──────── Material for the task ────────

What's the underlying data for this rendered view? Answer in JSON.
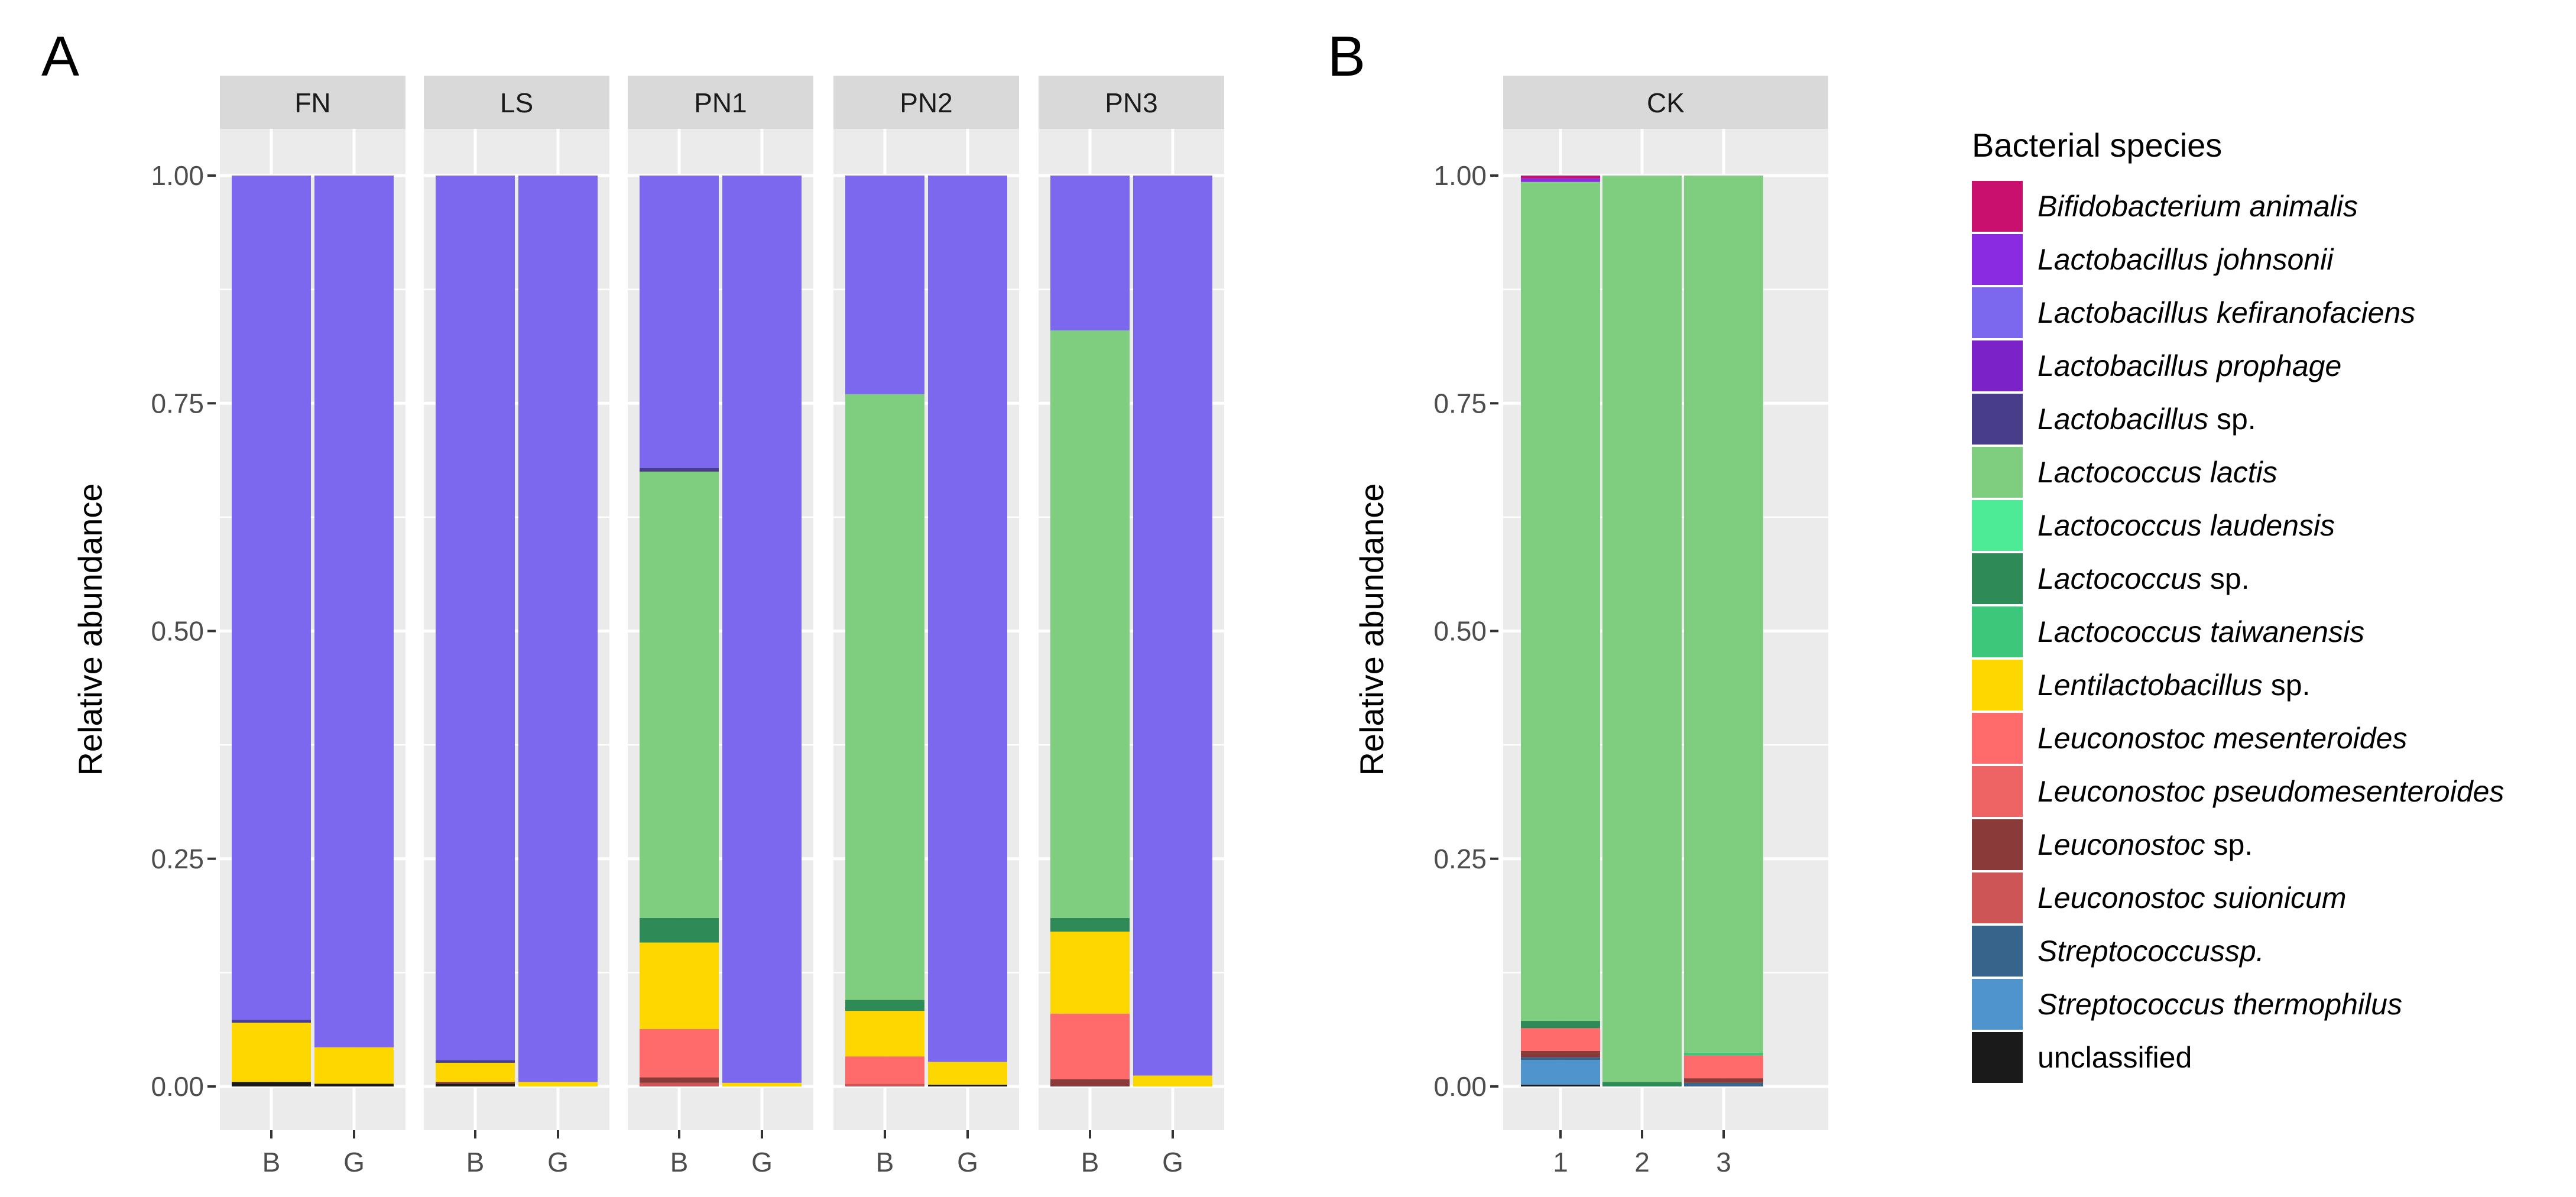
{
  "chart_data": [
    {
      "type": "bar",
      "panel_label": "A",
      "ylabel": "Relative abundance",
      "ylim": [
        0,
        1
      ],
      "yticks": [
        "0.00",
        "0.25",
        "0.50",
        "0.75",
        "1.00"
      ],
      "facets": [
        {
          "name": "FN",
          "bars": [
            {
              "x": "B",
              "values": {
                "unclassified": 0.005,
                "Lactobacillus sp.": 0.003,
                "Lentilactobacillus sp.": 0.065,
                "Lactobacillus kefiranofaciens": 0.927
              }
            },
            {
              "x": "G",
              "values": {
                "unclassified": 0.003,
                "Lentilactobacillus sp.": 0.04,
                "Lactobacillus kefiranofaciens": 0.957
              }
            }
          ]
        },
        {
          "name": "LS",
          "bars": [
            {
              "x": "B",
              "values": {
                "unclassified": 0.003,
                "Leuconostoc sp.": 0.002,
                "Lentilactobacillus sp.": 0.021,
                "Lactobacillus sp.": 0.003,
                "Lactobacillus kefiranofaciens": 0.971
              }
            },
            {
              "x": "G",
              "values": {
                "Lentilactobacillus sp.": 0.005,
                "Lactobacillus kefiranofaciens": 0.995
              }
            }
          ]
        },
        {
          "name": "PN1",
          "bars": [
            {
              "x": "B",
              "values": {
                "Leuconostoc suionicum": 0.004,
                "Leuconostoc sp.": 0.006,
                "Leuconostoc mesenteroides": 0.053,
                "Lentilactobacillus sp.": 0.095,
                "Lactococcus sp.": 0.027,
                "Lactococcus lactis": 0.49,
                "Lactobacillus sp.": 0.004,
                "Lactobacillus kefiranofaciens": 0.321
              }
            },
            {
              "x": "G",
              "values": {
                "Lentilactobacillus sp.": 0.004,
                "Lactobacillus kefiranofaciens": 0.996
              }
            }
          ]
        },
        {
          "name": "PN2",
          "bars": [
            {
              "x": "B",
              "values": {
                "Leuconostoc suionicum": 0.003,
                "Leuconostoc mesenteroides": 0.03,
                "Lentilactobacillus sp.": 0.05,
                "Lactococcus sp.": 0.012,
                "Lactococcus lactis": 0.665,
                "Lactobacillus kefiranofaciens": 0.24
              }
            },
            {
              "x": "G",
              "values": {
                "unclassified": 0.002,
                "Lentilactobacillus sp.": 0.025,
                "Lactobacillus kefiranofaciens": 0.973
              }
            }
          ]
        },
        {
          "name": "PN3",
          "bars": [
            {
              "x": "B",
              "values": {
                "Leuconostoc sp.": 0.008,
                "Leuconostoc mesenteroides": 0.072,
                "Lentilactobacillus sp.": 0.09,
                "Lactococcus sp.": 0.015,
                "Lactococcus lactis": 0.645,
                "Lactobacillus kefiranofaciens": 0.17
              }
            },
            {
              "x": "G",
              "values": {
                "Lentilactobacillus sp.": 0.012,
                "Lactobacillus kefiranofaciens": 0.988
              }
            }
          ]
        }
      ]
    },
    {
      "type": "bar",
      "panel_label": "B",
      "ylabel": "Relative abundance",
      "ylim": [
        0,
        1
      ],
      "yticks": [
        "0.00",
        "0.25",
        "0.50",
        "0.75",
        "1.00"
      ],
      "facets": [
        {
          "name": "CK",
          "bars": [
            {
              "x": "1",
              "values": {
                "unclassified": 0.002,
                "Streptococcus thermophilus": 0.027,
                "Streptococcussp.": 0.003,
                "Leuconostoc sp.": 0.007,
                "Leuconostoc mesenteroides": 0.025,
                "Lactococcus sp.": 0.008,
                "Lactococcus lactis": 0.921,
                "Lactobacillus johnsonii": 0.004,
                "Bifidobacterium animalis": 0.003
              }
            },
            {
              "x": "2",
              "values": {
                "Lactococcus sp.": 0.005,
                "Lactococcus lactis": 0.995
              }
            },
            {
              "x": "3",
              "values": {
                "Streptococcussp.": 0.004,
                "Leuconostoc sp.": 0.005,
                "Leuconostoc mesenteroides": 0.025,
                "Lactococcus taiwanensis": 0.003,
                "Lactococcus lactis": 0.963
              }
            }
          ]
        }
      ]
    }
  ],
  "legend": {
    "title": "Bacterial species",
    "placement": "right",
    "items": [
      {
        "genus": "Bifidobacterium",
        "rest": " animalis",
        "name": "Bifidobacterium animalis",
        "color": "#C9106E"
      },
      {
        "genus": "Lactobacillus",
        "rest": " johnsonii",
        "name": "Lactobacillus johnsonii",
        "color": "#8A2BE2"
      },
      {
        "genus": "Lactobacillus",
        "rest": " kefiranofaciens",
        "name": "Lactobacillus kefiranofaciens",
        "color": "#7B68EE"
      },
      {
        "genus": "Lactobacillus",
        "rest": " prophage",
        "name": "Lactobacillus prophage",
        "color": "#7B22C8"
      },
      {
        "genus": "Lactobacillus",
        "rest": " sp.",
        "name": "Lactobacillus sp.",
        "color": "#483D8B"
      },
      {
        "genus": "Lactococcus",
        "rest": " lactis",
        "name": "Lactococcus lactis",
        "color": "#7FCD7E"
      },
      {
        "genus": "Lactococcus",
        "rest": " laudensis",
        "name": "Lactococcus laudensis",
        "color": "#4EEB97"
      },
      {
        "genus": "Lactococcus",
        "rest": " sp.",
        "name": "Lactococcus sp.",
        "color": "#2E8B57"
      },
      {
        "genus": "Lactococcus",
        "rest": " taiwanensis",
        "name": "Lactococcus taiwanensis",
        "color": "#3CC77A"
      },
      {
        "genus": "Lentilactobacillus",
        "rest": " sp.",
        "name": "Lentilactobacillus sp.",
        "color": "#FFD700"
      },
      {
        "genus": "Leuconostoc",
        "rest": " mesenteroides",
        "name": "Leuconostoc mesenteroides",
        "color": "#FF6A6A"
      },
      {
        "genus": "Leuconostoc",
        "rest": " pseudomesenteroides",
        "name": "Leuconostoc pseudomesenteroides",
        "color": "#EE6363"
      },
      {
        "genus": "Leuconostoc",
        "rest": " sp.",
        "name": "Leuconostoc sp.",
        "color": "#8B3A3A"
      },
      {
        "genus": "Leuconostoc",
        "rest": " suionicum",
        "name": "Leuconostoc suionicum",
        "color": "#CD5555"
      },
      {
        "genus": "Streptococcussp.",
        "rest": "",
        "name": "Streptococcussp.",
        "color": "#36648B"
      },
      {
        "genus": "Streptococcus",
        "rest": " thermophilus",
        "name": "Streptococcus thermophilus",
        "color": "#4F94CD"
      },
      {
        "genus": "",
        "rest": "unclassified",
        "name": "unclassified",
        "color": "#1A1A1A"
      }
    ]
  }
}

────────
──────── Material for the task ────────

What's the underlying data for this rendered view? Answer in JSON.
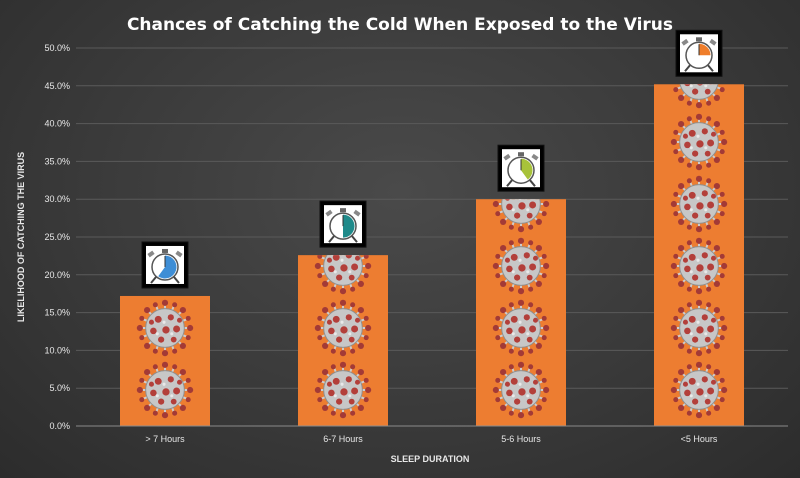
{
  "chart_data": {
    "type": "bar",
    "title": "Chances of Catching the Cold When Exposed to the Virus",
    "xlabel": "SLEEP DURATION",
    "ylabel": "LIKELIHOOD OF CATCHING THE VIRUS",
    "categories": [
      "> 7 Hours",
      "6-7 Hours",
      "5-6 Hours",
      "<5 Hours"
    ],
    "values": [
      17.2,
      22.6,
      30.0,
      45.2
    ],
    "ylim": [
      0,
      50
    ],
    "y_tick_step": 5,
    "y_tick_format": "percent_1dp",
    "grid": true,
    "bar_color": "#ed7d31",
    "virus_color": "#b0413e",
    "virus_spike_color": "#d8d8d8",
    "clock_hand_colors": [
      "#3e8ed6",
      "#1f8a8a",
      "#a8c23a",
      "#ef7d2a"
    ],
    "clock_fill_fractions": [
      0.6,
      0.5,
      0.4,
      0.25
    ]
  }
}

────────

Going through the entries above, count each line that has the word "prophage" and report only the count.

2